Problem to solve:
Repeat the material verbatim and drop the pictures.

Material for this task:
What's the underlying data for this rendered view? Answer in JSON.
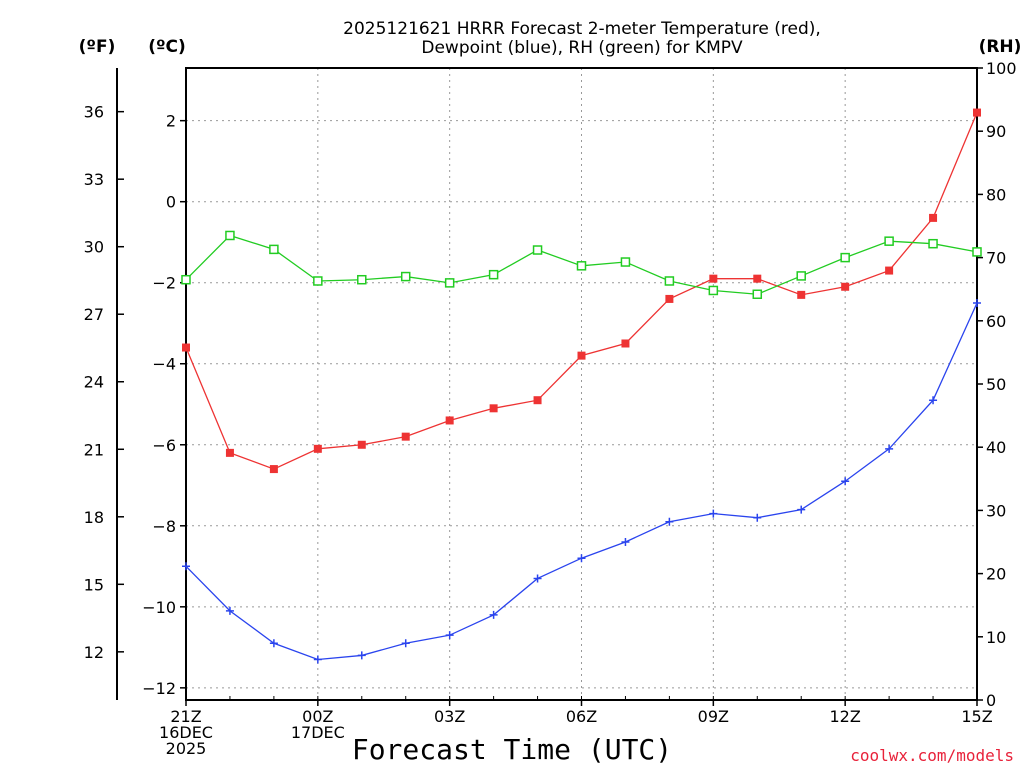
{
  "chart_data": {
    "type": "line",
    "title_line1": "2025121621 HRRR Forecast 2-meter Temperature (red),",
    "title_line2": "Dewpoint (blue), RH (green) for KMPV",
    "xlabel": "Forecast Time (UTC)",
    "credit": "coolwx.com/models",
    "axes": {
      "fahrenheit": {
        "label": "(ºF)",
        "ticks": [
          12,
          15,
          18,
          21,
          24,
          27,
          30,
          33,
          36
        ]
      },
      "celsius": {
        "label": "(ºC)",
        "ticks": [
          -12,
          -10,
          -8,
          -6,
          -4,
          -2,
          0,
          2
        ],
        "ylim": [
          -12.3,
          3.3
        ]
      },
      "rh": {
        "label": "(RH)",
        "ticks": [
          0,
          10,
          20,
          30,
          40,
          50,
          60,
          70,
          80,
          90,
          100
        ],
        "ylim": [
          0,
          100
        ]
      }
    },
    "x_ticks": [
      {
        "hour": 0,
        "lines": [
          "21Z",
          "16DEC",
          "2025"
        ]
      },
      {
        "hour": 3,
        "lines": [
          "00Z",
          "17DEC"
        ]
      },
      {
        "hour": 6,
        "lines": [
          "03Z"
        ]
      },
      {
        "hour": 9,
        "lines": [
          "06Z"
        ]
      },
      {
        "hour": 12,
        "lines": [
          "09Z"
        ]
      },
      {
        "hour": 15,
        "lines": [
          "12Z"
        ]
      },
      {
        "hour": 18,
        "lines": [
          "15Z"
        ]
      }
    ],
    "xlim": [
      0,
      18
    ],
    "x": [
      0,
      1,
      2,
      3,
      4,
      5,
      6,
      7,
      8,
      9,
      10,
      11,
      12,
      13,
      14,
      15,
      16,
      17,
      18
    ],
    "series": [
      {
        "name": "Temperature",
        "axis": "celsius",
        "color": "#ee3333",
        "marker": "filled-square",
        "values": [
          -3.6,
          -6.2,
          -6.6,
          -6.1,
          -6.0,
          -5.8,
          -5.4,
          -5.1,
          -4.9,
          -3.8,
          -3.5,
          -2.4,
          -1.9,
          -1.9,
          -2.3,
          -2.1,
          -1.7,
          -0.4,
          2.2
        ]
      },
      {
        "name": "Dewpoint",
        "axis": "celsius",
        "color": "#2a44ee",
        "marker": "plus",
        "values": [
          -9.0,
          -10.1,
          -10.9,
          -11.3,
          -11.2,
          -10.9,
          -10.7,
          -10.2,
          -9.3,
          -8.8,
          -8.4,
          -7.9,
          -7.7,
          -7.8,
          -7.6,
          -6.9,
          -6.1,
          -4.9,
          -2.5
        ]
      },
      {
        "name": "RH",
        "axis": "rh",
        "color": "#22cc22",
        "marker": "open-square",
        "values": [
          66.5,
          73.5,
          71.3,
          66.3,
          66.5,
          67.0,
          66.0,
          67.3,
          71.2,
          68.7,
          69.3,
          66.3,
          64.8,
          64.2,
          67.1,
          70.0,
          72.6,
          72.2,
          70.9
        ]
      }
    ]
  }
}
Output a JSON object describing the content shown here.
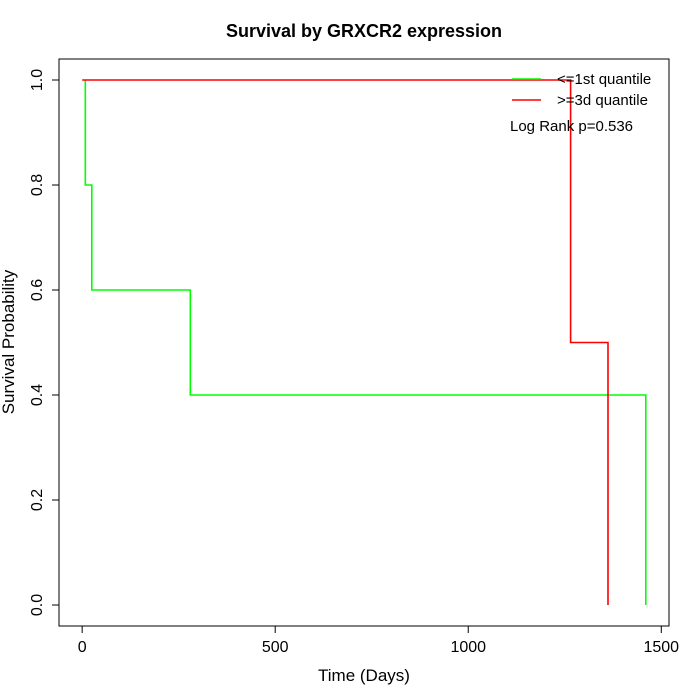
{
  "chart_data": {
    "type": "line",
    "title": "Survival by GRXCR2 expression",
    "xlabel": "Time (Days)",
    "ylabel": "Survival Probability",
    "xlim": [
      -60,
      1520
    ],
    "ylim": [
      -0.04,
      1.04
    ],
    "x_ticks": [
      0,
      500,
      1000,
      1500
    ],
    "y_ticks": [
      0.0,
      0.2,
      0.4,
      0.6,
      0.8,
      1.0
    ],
    "x_tick_labels": [
      "0",
      "500",
      "1000",
      "1500"
    ],
    "y_tick_labels": [
      "0.0",
      "0.2",
      "0.4",
      "0.6",
      "0.8",
      "1.0"
    ],
    "grid": false,
    "legend_position": "top-right",
    "annotation": "Log Rank p=0.536",
    "series": [
      {
        "name": "<=1st quantile",
        "color": "#00ff00",
        "steps": [
          [
            8,
            1.0
          ],
          [
            8,
            0.8
          ],
          [
            25,
            0.8
          ],
          [
            25,
            0.6
          ],
          [
            280,
            0.6
          ],
          [
            280,
            0.4
          ],
          [
            1460,
            0.4
          ],
          [
            1460,
            0.0
          ]
        ]
      },
      {
        "name": ">=3d quantile",
        "color": "#ff0000",
        "steps": [
          [
            0,
            1.0
          ],
          [
            1265,
            1.0
          ],
          [
            1265,
            0.5
          ],
          [
            1362,
            0.5
          ],
          [
            1362,
            0.0
          ]
        ]
      }
    ]
  }
}
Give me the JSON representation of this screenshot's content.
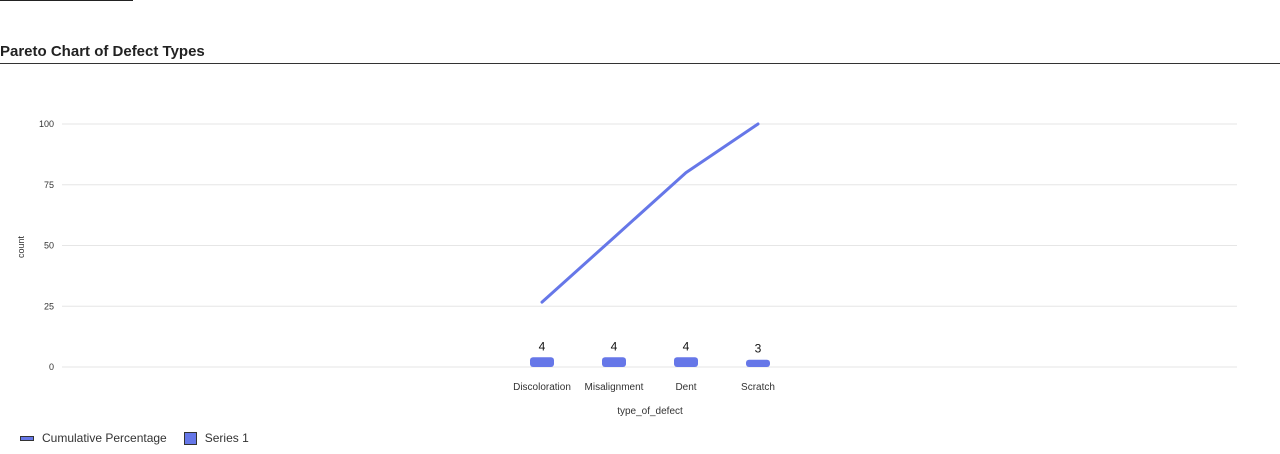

Right answer:
What's the underlying data for this rendered view? Answer in JSON.
{
  "chart_data": {
    "type": "line",
    "title_line1": "2025121621 HRRR Forecast 2-meter Temperature (red),",
    "title_line2": "Dewpoint (blue), RH (green) for KMPV",
    "xlabel": "Forecast Time (UTC)",
    "credit": "coolwx.com/models",
    "axes": {
      "fahrenheit": {
        "label": "(ºF)",
        "ticks": [
          12,
          15,
          18,
          21,
          24,
          27,
          30,
          33,
          36
        ]
      },
      "celsius": {
        "label": "(ºC)",
        "ticks": [
          -12,
          -10,
          -8,
          -6,
          -4,
          -2,
          0,
          2
        ],
        "ylim": [
          -12.3,
          3.3
        ]
      },
      "rh": {
        "label": "(RH)",
        "ticks": [
          0,
          10,
          20,
          30,
          40,
          50,
          60,
          70,
          80,
          90,
          100
        ],
        "ylim": [
          0,
          100
        ]
      }
    },
    "x_ticks": [
      {
        "hour": 0,
        "lines": [
          "21Z",
          "16DEC",
          "2025"
        ]
      },
      {
        "hour": 3,
        "lines": [
          "00Z",
          "17DEC"
        ]
      },
      {
        "hour": 6,
        "lines": [
          "03Z"
        ]
      },
      {
        "hour": 9,
        "lines": [
          "06Z"
        ]
      },
      {
        "hour": 12,
        "lines": [
          "09Z"
        ]
      },
      {
        "hour": 15,
        "lines": [
          "12Z"
        ]
      },
      {
        "hour": 18,
        "lines": [
          "15Z"
        ]
      }
    ],
    "xlim": [
      0,
      18
    ],
    "x": [
      0,
      1,
      2,
      3,
      4,
      5,
      6,
      7,
      8,
      9,
      10,
      11,
      12,
      13,
      14,
      15,
      16,
      17,
      18
    ],
    "series": [
      {
        "name": "Temperature",
        "axis": "celsius",
        "color": "#ee3333",
        "marker": "filled-square",
        "values": [
          -3.6,
          -6.2,
          -6.6,
          -6.1,
          -6.0,
          -5.8,
          -5.4,
          -5.1,
          -4.9,
          -3.8,
          -3.5,
          -2.4,
          -1.9,
          -1.9,
          -2.3,
          -2.1,
          -1.7,
          -0.4,
          2.2
        ]
      },
      {
        "name": "Dewpoint",
        "axis": "celsius",
        "color": "#2a44ee",
        "marker": "plus",
        "values": [
          -9.0,
          -10.1,
          -10.9,
          -11.3,
          -11.2,
          -10.9,
          -10.7,
          -10.2,
          -9.3,
          -8.8,
          -8.4,
          -7.9,
          -7.7,
          -7.8,
          -7.6,
          -6.9,
          -6.1,
          -4.9,
          -2.5
        ]
      },
      {
        "name": "RH",
        "axis": "rh",
        "color": "#22cc22",
        "marker": "open-square",
        "values": [
          66.5,
          73.5,
          71.3,
          66.3,
          66.5,
          67.0,
          66.0,
          67.3,
          71.2,
          68.7,
          69.3,
          66.3,
          64.8,
          64.2,
          67.1,
          70.0,
          72.6,
          72.2,
          70.9
        ]
      }
    ]
  }
}
Output a JSON object describing the content shown here.
{
  "chart_data": {
    "type": "line",
    "title": "Survival by GRXCR2 expression",
    "xlabel": "Time (Days)",
    "ylabel": "Survival Probability",
    "xlim": [
      -60,
      1520
    ],
    "ylim": [
      -0.04,
      1.04
    ],
    "x_ticks": [
      0,
      500,
      1000,
      1500
    ],
    "y_ticks": [
      0.0,
      0.2,
      0.4,
      0.6,
      0.8,
      1.0
    ],
    "x_tick_labels": [
      "0",
      "500",
      "1000",
      "1500"
    ],
    "y_tick_labels": [
      "0.0",
      "0.2",
      "0.4",
      "0.6",
      "0.8",
      "1.0"
    ],
    "grid": false,
    "legend_position": "top-right",
    "annotation": "Log Rank p=0.536",
    "series": [
      {
        "name": "<=1st quantile",
        "color": "#00ff00",
        "steps": [
          [
            8,
            1.0
          ],
          [
            8,
            0.8
          ],
          [
            25,
            0.8
          ],
          [
            25,
            0.6
          ],
          [
            280,
            0.6
          ],
          [
            280,
            0.4
          ],
          [
            1460,
            0.4
          ],
          [
            1460,
            0.0
          ]
        ]
      },
      {
        "name": ">=3d quantile",
        "color": "#ff0000",
        "steps": [
          [
            0,
            1.0
          ],
          [
            1265,
            1.0
          ],
          [
            1265,
            0.5
          ],
          [
            1362,
            0.5
          ],
          [
            1362,
            0.0
          ]
        ]
      }
    ]
  }
}
Give me the JSON representation of this screenshot's content.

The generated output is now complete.